[BEGIN DATA SECTION]

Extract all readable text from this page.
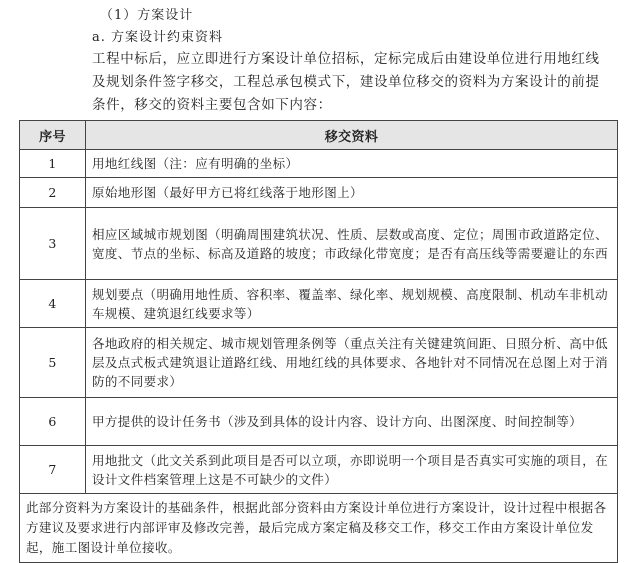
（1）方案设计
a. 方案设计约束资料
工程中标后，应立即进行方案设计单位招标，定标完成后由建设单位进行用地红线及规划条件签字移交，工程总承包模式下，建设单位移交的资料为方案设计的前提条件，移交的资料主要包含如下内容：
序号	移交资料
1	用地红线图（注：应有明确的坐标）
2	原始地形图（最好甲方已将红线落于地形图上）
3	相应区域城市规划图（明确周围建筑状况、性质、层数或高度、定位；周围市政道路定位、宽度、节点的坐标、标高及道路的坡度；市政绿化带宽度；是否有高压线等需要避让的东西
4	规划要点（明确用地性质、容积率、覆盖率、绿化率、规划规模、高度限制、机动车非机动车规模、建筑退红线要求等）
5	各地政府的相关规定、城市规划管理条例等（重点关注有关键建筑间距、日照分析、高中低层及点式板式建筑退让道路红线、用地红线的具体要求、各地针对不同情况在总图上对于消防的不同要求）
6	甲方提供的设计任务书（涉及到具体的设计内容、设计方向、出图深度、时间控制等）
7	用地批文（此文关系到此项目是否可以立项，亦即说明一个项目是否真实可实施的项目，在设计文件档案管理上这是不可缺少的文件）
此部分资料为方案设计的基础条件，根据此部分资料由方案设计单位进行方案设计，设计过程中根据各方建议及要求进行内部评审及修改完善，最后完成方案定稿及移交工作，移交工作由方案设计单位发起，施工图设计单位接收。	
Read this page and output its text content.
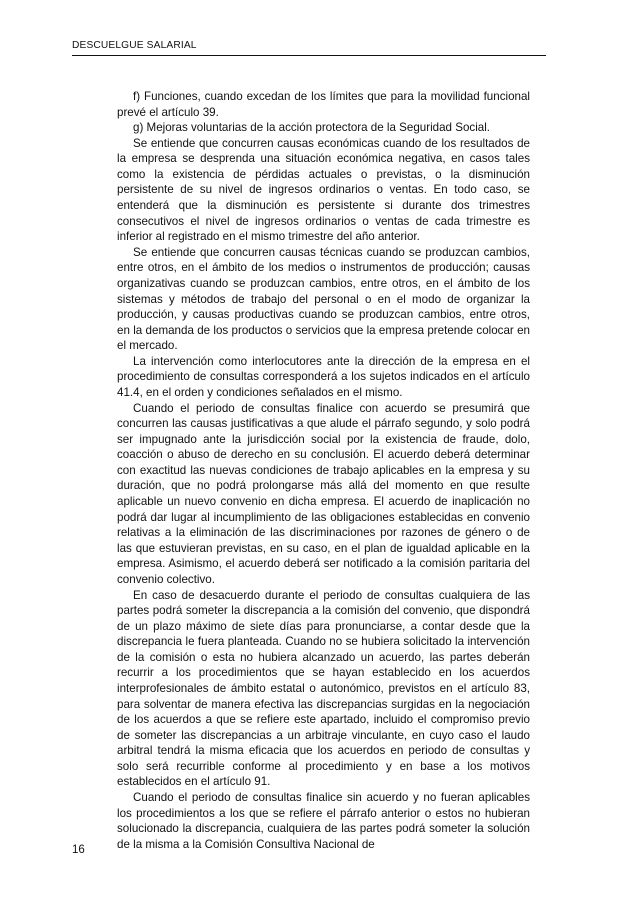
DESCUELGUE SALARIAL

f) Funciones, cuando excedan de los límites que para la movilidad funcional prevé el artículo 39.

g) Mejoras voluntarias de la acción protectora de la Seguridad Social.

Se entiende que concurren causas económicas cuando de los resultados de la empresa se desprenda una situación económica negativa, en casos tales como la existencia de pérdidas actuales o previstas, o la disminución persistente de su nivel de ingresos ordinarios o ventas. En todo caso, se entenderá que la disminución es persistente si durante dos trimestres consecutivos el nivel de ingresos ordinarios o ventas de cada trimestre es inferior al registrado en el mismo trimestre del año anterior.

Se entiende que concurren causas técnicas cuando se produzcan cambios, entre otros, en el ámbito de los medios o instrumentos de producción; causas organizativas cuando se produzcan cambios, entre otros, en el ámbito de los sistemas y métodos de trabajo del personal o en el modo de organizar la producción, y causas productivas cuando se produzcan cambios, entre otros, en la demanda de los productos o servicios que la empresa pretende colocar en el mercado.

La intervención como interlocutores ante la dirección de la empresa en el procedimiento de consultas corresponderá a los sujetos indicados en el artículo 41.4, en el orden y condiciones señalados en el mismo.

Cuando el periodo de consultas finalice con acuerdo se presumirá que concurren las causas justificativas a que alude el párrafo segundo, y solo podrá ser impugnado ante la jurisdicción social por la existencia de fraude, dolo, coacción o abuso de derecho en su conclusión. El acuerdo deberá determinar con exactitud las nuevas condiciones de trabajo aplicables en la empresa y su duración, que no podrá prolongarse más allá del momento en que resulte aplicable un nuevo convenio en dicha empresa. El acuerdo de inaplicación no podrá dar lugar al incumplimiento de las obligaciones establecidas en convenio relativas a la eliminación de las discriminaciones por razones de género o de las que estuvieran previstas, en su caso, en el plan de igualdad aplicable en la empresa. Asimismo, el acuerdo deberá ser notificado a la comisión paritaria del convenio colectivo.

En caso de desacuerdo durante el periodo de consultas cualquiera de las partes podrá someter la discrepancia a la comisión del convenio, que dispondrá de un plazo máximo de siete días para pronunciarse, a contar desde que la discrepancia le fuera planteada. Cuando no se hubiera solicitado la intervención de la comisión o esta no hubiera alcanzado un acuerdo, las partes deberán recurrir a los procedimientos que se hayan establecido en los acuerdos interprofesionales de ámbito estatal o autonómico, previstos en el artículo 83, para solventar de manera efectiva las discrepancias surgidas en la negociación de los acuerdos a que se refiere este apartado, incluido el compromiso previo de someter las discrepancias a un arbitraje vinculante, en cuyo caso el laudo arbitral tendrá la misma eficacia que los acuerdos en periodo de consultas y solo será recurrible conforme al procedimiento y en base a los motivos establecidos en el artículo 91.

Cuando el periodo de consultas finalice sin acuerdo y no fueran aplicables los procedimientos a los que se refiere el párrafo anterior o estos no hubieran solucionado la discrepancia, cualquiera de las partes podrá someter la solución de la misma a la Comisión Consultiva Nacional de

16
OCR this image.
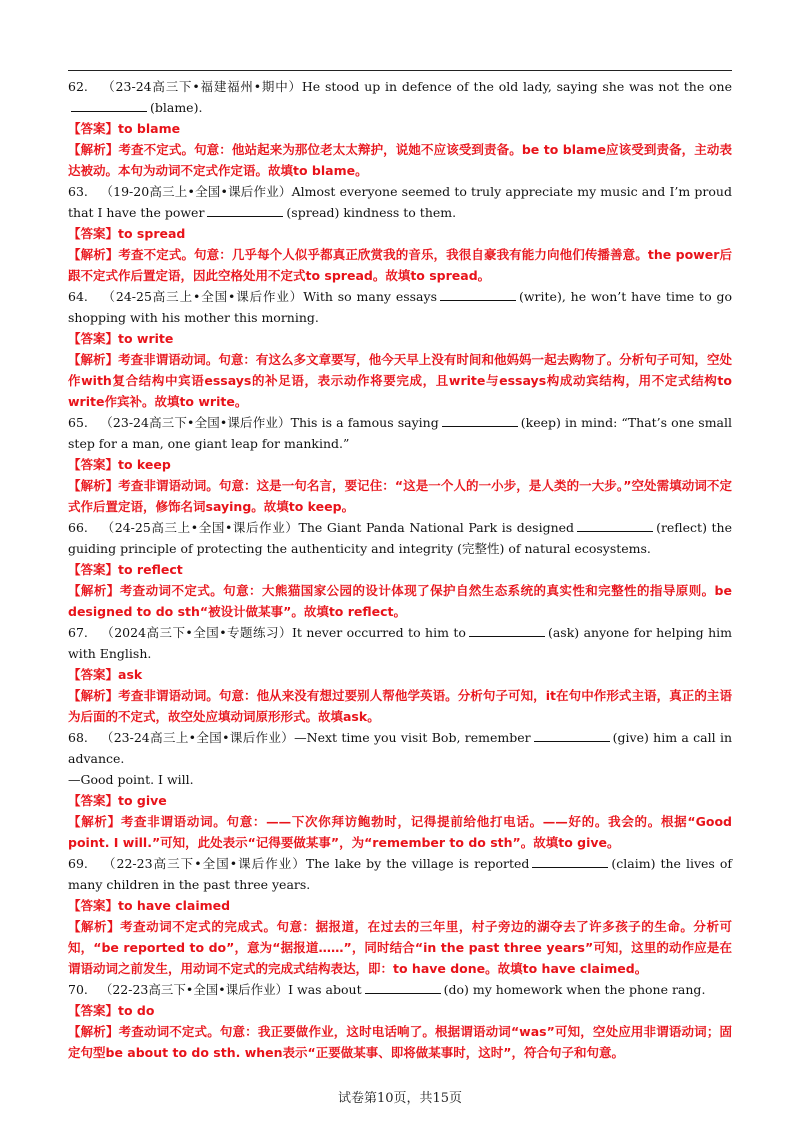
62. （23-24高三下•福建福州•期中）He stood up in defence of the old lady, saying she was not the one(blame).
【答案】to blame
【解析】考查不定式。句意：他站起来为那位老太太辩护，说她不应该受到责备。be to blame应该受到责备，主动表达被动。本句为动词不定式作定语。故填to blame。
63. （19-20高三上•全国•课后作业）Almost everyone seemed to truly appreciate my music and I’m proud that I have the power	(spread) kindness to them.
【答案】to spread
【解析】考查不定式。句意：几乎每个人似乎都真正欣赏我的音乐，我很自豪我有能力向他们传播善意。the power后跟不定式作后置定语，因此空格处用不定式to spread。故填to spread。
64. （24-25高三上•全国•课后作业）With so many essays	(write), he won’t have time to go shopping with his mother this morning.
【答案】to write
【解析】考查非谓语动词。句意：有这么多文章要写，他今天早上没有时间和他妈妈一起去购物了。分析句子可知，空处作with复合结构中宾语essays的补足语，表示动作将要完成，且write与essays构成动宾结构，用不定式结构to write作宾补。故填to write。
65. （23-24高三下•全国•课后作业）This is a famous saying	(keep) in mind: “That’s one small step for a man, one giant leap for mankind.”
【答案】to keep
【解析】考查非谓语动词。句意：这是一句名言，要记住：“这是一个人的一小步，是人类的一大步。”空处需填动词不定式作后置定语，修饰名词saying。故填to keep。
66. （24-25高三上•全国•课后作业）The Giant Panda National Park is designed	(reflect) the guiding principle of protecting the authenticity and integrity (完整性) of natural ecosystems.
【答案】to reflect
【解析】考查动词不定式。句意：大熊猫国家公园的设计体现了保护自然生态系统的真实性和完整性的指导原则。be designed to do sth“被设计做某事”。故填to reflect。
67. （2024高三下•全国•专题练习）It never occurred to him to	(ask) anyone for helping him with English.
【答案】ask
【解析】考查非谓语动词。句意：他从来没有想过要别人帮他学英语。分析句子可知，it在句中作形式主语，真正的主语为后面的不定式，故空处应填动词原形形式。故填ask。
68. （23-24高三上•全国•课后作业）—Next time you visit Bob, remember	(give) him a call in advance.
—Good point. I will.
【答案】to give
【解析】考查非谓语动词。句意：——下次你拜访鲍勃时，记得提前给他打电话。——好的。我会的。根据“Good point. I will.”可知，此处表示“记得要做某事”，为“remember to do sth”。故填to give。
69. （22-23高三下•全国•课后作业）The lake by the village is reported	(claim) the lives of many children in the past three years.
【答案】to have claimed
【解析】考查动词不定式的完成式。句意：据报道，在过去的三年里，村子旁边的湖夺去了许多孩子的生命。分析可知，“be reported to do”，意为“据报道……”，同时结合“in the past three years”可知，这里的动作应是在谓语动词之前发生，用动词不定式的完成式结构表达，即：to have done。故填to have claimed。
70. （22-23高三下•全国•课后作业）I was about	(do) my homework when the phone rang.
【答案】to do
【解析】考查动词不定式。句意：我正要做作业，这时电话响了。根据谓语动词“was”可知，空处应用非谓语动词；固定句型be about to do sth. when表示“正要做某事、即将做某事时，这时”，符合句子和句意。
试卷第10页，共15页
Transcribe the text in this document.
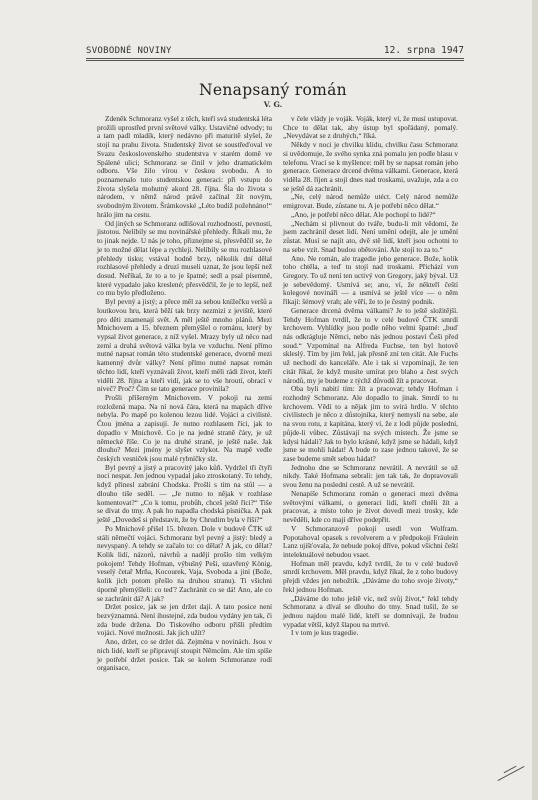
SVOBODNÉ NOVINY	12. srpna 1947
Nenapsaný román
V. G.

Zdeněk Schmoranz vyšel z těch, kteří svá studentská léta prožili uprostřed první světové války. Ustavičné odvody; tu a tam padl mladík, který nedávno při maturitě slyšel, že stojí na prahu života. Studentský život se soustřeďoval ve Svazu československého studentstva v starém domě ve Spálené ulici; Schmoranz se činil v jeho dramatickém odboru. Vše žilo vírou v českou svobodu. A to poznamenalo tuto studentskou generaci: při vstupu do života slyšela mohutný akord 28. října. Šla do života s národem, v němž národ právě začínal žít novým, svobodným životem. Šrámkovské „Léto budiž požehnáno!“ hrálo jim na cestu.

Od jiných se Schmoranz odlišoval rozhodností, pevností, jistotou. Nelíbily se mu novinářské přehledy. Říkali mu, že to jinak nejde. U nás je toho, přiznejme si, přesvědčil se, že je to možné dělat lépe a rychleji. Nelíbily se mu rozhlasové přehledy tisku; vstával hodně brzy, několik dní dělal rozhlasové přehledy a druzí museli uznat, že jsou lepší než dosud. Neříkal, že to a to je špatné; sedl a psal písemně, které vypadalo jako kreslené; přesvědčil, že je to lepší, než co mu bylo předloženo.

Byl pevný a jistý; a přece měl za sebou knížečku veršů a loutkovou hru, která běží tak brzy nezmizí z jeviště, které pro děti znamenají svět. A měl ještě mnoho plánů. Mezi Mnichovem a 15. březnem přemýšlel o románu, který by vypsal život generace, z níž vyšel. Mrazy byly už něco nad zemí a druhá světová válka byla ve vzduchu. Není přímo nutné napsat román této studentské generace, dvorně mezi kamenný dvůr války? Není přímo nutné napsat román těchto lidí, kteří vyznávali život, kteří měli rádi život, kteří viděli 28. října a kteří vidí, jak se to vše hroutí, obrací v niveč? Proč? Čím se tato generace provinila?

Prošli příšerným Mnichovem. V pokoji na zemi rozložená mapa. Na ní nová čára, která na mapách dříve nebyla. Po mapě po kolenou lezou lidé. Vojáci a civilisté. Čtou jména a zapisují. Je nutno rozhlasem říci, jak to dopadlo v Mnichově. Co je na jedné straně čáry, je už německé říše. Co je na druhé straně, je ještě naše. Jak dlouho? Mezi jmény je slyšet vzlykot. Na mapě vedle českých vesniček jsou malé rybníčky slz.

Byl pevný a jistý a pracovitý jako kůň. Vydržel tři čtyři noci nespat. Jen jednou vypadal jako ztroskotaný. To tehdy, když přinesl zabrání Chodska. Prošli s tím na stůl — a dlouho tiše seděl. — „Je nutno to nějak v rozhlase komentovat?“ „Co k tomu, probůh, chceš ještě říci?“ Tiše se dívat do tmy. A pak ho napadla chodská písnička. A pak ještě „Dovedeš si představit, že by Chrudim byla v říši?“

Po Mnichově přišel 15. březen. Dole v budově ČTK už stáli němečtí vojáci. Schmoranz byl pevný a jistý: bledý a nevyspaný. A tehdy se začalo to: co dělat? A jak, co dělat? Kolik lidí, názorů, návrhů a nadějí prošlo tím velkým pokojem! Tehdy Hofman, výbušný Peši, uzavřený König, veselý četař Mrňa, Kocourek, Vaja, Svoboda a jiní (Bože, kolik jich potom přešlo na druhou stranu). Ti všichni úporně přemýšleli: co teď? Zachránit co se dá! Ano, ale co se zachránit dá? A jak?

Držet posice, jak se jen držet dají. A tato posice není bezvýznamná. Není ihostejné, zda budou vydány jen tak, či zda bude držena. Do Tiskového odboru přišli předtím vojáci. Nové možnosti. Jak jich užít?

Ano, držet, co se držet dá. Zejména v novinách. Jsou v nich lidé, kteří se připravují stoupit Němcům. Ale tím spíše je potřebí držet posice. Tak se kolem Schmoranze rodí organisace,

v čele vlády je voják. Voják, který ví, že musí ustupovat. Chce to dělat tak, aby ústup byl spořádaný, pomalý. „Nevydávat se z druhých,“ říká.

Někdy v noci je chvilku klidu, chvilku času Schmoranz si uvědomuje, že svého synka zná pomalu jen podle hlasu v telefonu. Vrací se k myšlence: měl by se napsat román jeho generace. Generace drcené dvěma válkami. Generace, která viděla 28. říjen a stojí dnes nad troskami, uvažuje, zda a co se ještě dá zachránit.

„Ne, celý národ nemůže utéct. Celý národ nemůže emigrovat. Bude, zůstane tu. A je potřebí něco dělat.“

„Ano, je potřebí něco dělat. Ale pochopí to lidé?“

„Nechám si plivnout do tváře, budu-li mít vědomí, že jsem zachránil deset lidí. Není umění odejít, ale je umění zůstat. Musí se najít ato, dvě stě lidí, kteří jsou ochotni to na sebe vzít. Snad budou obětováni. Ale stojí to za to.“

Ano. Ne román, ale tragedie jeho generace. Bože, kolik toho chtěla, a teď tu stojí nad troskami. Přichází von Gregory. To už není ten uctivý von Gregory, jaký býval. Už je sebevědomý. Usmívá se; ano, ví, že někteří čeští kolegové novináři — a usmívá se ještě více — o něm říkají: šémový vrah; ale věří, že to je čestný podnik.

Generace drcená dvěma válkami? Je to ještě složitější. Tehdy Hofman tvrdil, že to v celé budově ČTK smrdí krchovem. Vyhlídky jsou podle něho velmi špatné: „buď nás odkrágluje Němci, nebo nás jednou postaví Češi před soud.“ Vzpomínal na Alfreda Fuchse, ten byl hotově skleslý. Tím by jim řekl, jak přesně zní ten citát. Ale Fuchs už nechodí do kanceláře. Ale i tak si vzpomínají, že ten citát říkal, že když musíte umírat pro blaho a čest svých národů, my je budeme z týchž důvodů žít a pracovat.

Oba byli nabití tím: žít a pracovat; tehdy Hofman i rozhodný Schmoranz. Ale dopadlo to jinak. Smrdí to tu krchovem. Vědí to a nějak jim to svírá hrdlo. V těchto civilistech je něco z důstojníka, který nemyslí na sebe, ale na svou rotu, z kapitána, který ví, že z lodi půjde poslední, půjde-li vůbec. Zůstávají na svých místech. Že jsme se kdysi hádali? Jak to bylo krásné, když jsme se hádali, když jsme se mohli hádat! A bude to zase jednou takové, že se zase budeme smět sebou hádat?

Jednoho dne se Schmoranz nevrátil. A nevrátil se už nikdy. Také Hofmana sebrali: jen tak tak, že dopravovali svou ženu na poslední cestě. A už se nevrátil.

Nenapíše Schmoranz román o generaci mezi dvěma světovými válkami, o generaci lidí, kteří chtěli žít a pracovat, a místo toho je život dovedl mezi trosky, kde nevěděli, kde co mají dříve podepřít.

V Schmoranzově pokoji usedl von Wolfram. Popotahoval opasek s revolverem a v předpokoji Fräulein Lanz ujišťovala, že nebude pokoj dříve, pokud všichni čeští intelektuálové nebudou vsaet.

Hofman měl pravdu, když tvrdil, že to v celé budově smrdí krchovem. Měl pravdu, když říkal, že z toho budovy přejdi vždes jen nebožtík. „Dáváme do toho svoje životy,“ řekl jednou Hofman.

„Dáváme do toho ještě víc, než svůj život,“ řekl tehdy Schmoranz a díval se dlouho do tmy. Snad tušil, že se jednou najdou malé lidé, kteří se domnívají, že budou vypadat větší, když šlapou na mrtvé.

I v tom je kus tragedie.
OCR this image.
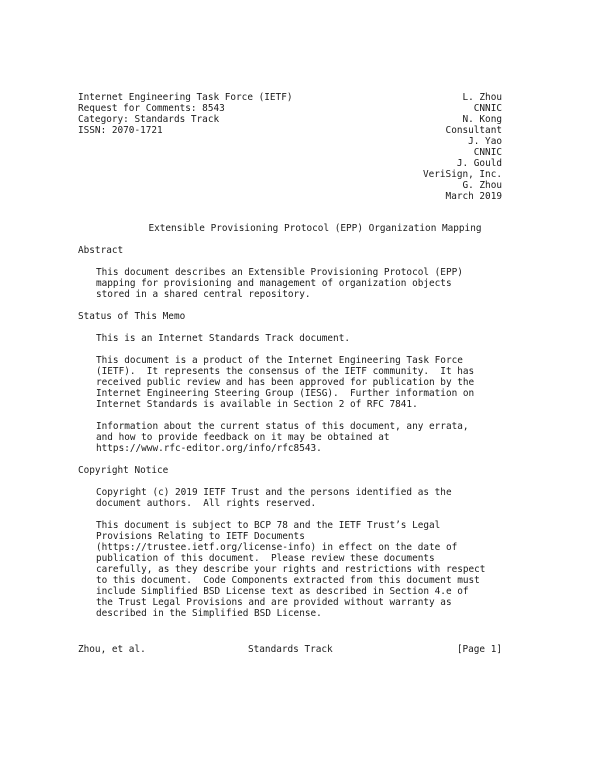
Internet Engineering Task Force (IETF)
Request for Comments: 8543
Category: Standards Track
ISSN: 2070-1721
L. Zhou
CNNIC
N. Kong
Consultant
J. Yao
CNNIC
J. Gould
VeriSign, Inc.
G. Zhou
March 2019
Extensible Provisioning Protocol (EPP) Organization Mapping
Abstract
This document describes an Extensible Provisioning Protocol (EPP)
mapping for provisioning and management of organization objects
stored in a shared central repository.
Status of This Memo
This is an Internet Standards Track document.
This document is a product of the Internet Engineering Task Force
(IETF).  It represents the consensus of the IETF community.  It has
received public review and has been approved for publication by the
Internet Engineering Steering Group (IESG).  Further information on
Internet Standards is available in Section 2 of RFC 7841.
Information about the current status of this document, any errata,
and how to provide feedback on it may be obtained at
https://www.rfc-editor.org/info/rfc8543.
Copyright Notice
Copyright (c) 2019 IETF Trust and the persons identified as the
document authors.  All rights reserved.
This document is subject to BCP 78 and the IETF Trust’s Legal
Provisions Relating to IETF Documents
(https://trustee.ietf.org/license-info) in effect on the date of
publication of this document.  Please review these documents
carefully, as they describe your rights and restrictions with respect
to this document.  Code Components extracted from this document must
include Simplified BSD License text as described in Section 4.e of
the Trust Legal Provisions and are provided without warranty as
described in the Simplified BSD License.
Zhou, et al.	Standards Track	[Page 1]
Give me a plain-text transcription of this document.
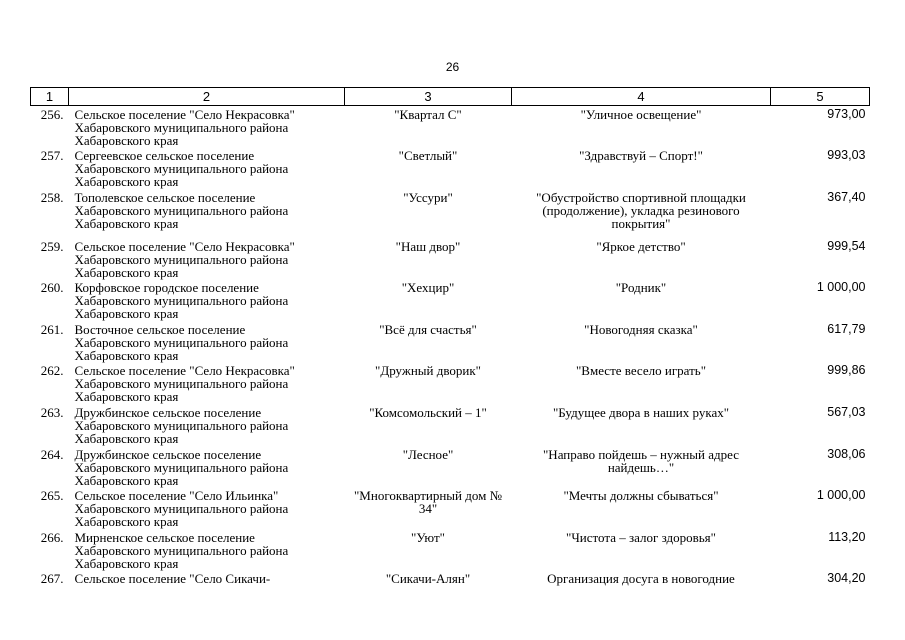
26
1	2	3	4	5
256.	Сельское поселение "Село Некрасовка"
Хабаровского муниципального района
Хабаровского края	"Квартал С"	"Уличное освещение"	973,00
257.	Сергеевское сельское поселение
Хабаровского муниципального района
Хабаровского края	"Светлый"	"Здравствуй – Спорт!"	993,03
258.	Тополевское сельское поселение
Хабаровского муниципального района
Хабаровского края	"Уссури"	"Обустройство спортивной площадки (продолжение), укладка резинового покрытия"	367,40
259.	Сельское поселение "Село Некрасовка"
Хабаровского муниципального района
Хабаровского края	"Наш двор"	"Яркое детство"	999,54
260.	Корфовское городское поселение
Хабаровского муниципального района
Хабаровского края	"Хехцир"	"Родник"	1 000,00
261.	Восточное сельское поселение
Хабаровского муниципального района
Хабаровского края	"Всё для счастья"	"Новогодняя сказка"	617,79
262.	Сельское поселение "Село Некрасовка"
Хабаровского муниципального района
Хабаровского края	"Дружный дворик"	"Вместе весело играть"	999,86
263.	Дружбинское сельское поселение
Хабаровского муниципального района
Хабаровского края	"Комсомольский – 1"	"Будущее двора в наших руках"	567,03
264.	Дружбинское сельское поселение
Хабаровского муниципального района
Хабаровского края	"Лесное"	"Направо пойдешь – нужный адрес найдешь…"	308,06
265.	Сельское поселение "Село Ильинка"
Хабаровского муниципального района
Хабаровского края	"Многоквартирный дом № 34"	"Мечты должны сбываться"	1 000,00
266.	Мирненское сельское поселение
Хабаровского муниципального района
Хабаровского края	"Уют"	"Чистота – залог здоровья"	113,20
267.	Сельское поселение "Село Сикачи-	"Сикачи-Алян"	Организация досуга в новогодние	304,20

[END DATA SECTION]

(DIRECTIONS FOR THIS TASK): Scan the records for the string "Некрасовка". Copy each line in which it appears.

(SOLUTION TO THE EXERCISE):
256.	Сельское поселение "Село Некрасовка"
259.	Сельское поселение "Село Некрасовка"
262.	Сельское поселение "Село Некрасовка"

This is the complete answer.